Curiosamente, ou talvez não, “Dreams” foi exibido no último dia da competição, e a sua escolha para o prémio maior de Berlim pelo júri indica que, até esse momento, nenhum outro título os deixara totalmente convencidos.
“Dreams” é uma delicada abordagem do primeiro amor, ou daquele sentimento que muitos de nós tivemos durante a juventude por algum dos nossos professores ou professoras. É o que acontece à adolescente protagonista do filme, que se ausenta por completo de outra coisa que não seja o seu intenso desejo por uma nova professora.
Conseguindo convencê-la a dar-lhe aulas de tricô – ao que parece uma atividade muito popular hoje na Noruega entre jovens de todos os sexos – passa a ir a casa da professora com alguma regularidade sem que, no entanto, tenha coragem de expressar os seus sentimentos.
A jovem decide então escrever um pequeno livro onde explicita a sua relação com a professora, e acaba por partilhar o texto com a avó. Como esta é poeta e com experiência de vida, compreende-a, mas acaba por dar a lê-la à mãe, que reage de outra maneira…
Com uma linguagem minimalista e a frieza habitual do cinema nórdico, “Dreams” cativa, tem uma estrutura narrativa original e subtil, mas estará longe de uma linhagem de vencedores do prémio maior de Berlim. Ou então é o cinema que já não é o mesmo. O filme é o terceiro capítulo de uma trilogia do mesmo realizador, rodada em sequência, e que inclui ainda “Sex” e “Love”, que no entanto poderão ser vistos por qualquer ordem, segundo as palavras do realizador. Muito provavelmente, o impacto do Urso de Ouro de Berlim trará até nós não só este último filme como a trilogia completa.
Respetivamente com Grande Prémio do Júri e Prémio do Júri, “O Último Azul”, de Gabriel Mescaro e “El Message”, de Iván Fund, o cinema da América Latina saiu em alta da Berlinale. Mas enquanto o brasileiro era até visto como um dos possíveis Ursos de Ouro, já o argentino, pese toda a sua honestidade, está muito longe da qualidade necessária para fazer parte de um palmarés como o da Berlinale, com o seu preto e branco só porque sim e a sua insuportável banda sonora.

-----

_EXERCÍCIO ESCRITO 1_:
Reescreva o trecho do texto sobre “Dreams” que começa nas palavras "Conseguindo convencê-la a" e termina depois de "os seus sentimentos.", trocando "tricô" por "crochê".
_EXERCÍCIO ESCRITO 2_:
Responda com base no texto sobre “Dreams”:
(a) Em que dia da competição foi exibido “Dreams”?
(b) Com quem partilha a jovem, em primeiro lugar, o pequeno livro que escreve?
(c) Que prémio recebeu “El Message”?
_EXERCÍCIO ESCRITO 3_:
Diga se cada afirmação está de acordo com o texto sobre “Dreams”, citando as palavras que o confirmam ou desmentem:
(a) A avó da jovem é poeta.
(b) Os filmes da trilogia têm de ser vistos por uma ordem fixa.
(c) “Dreams” é o primeiro capítulo da trilogia.
A listagem não faz falta para resolver nenhum exercício.

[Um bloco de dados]

-----

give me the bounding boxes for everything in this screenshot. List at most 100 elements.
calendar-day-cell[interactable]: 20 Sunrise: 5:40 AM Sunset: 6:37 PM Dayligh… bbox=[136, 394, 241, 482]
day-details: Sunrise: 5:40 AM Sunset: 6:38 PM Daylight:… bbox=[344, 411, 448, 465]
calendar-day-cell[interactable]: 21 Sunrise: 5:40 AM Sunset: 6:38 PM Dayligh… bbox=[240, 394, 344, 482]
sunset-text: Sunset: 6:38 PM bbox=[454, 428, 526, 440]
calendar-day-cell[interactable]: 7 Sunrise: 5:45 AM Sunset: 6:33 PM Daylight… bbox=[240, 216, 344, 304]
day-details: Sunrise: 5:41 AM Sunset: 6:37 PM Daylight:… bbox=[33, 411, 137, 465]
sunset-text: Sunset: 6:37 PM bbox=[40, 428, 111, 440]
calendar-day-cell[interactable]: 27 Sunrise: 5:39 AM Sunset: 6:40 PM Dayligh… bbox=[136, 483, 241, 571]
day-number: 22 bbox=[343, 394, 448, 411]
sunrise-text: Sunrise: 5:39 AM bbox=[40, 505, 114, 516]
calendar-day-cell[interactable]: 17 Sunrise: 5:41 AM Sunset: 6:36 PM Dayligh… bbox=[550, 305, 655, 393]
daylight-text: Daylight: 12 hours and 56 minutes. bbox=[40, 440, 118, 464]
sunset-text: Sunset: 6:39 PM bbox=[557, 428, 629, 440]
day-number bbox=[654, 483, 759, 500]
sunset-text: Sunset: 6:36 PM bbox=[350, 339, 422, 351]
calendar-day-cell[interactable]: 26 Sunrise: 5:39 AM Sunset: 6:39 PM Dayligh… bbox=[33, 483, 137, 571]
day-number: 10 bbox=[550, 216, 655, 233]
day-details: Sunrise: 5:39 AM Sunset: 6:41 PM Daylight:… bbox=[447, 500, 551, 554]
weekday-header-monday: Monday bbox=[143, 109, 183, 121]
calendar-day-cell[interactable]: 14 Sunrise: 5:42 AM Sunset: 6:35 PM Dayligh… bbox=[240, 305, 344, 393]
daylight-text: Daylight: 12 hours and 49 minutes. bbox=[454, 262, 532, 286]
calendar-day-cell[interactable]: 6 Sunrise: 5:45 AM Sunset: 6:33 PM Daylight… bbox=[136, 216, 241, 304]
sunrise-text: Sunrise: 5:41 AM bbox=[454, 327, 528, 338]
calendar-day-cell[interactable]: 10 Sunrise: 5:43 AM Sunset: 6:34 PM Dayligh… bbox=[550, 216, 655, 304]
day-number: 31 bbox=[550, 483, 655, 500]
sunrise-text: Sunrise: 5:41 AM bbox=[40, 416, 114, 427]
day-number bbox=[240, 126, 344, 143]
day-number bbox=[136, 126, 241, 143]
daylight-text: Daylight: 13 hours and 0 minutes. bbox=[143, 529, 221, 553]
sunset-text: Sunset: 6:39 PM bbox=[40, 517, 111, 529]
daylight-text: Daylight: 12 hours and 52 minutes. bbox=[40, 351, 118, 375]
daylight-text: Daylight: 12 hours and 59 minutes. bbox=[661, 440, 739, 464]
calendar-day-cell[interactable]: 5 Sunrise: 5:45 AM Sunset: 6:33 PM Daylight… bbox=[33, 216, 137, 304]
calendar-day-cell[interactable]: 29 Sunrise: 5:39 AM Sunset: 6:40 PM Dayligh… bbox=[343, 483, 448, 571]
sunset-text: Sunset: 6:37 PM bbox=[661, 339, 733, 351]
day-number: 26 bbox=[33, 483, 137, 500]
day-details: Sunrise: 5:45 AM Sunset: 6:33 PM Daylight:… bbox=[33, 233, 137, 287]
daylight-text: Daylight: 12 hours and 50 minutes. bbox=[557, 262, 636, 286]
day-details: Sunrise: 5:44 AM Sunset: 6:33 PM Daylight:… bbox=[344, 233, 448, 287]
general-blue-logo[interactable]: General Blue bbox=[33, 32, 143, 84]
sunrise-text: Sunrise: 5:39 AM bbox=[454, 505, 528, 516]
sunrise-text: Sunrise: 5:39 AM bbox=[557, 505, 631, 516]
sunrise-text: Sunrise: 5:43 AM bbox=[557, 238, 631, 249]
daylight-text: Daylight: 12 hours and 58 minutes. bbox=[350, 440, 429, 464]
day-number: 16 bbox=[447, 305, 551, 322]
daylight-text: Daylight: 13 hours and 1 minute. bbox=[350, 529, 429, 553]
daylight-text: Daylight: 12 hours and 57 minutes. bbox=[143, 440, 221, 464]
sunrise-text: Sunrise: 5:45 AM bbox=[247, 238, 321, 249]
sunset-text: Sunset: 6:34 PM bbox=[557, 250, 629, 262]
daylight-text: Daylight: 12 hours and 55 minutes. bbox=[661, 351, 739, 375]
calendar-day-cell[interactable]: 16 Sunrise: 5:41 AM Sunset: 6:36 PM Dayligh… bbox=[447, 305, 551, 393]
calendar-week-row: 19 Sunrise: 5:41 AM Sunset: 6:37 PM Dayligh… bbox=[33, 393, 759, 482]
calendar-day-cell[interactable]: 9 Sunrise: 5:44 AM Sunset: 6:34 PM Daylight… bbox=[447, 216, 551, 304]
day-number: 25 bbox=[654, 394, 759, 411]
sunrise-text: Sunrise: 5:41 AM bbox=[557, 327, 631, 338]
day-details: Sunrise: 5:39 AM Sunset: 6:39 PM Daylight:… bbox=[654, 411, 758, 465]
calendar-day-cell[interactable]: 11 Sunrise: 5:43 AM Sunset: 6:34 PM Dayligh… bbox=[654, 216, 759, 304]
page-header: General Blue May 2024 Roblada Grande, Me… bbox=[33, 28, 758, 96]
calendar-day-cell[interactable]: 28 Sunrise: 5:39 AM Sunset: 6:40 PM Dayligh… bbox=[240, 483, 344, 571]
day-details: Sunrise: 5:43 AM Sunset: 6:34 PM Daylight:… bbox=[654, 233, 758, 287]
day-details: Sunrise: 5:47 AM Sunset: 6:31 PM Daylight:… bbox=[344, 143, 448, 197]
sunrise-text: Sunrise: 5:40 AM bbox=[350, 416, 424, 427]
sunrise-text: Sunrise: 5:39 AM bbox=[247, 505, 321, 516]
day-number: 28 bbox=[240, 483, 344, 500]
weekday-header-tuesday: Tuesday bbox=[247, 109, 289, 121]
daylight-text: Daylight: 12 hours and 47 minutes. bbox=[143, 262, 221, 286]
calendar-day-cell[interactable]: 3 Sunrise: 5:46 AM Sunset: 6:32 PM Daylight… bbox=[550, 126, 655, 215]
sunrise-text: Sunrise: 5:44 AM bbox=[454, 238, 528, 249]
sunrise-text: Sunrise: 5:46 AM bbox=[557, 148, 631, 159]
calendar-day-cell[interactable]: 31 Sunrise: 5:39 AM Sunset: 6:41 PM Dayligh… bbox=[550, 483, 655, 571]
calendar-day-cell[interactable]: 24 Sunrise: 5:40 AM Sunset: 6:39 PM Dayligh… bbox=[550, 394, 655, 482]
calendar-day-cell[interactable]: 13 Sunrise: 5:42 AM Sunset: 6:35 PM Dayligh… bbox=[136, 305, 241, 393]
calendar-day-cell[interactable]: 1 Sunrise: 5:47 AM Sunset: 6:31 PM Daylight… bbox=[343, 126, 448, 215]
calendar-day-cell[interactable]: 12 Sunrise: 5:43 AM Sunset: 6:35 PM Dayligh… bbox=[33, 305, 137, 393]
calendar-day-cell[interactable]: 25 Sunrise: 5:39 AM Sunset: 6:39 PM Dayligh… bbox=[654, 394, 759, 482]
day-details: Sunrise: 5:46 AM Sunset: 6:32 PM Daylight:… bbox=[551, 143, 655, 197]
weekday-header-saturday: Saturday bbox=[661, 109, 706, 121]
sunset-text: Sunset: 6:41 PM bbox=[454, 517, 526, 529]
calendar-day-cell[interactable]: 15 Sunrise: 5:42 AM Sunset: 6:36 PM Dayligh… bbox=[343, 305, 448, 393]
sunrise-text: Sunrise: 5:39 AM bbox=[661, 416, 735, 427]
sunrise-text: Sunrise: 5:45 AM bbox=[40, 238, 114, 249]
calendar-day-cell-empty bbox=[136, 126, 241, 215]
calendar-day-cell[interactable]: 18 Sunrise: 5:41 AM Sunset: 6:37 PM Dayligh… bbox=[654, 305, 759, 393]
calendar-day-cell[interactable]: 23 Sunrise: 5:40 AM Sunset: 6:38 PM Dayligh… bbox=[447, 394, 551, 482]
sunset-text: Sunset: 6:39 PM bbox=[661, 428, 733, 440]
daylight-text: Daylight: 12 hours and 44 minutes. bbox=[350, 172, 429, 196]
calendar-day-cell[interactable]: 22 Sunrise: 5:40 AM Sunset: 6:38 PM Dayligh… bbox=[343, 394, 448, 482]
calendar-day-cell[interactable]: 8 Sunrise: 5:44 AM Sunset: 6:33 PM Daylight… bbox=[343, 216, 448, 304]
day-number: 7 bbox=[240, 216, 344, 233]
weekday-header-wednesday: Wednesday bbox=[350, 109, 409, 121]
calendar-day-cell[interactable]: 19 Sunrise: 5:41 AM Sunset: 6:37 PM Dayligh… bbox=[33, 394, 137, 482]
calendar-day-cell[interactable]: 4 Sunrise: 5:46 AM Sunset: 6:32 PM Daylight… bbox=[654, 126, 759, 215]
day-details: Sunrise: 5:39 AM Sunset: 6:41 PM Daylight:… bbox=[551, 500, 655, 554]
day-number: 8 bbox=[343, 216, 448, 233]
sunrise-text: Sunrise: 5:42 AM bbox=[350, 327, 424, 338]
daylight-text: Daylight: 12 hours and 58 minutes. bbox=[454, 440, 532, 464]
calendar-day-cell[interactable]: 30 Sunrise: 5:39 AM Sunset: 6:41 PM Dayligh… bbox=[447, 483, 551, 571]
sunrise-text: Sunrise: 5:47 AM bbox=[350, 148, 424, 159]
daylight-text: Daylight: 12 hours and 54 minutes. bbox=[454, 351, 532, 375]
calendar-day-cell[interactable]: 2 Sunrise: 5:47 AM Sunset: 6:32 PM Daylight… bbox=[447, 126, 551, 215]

-----

_RESULTADO DO EXERCÍCIO 1_:
Conseguindo convencê-la a dar-lhe aulas de crochê – ao que parece uma atividade muito popular hoje na Noruega entre jovens de todos os sexos – passa a ir a casa da professora com alguma regularidade sem que, no entanto, tenha coragem de expressar os seus sentimentos.

_RESULTADO DO EXERCÍCIO 2_:
(a) No último dia da competição.
(b) Com a avó.
(c) O Prémio do Júri.

_RESULTADO DO EXERCÍCIO 3_:
(a) Sim: "Como esta é poeta e com experiência de vida".
(b) Não: "poderão ser vistos por qualquer ordem".
(c) Não: "O filme é o terceiro capítulo de uma trilogia".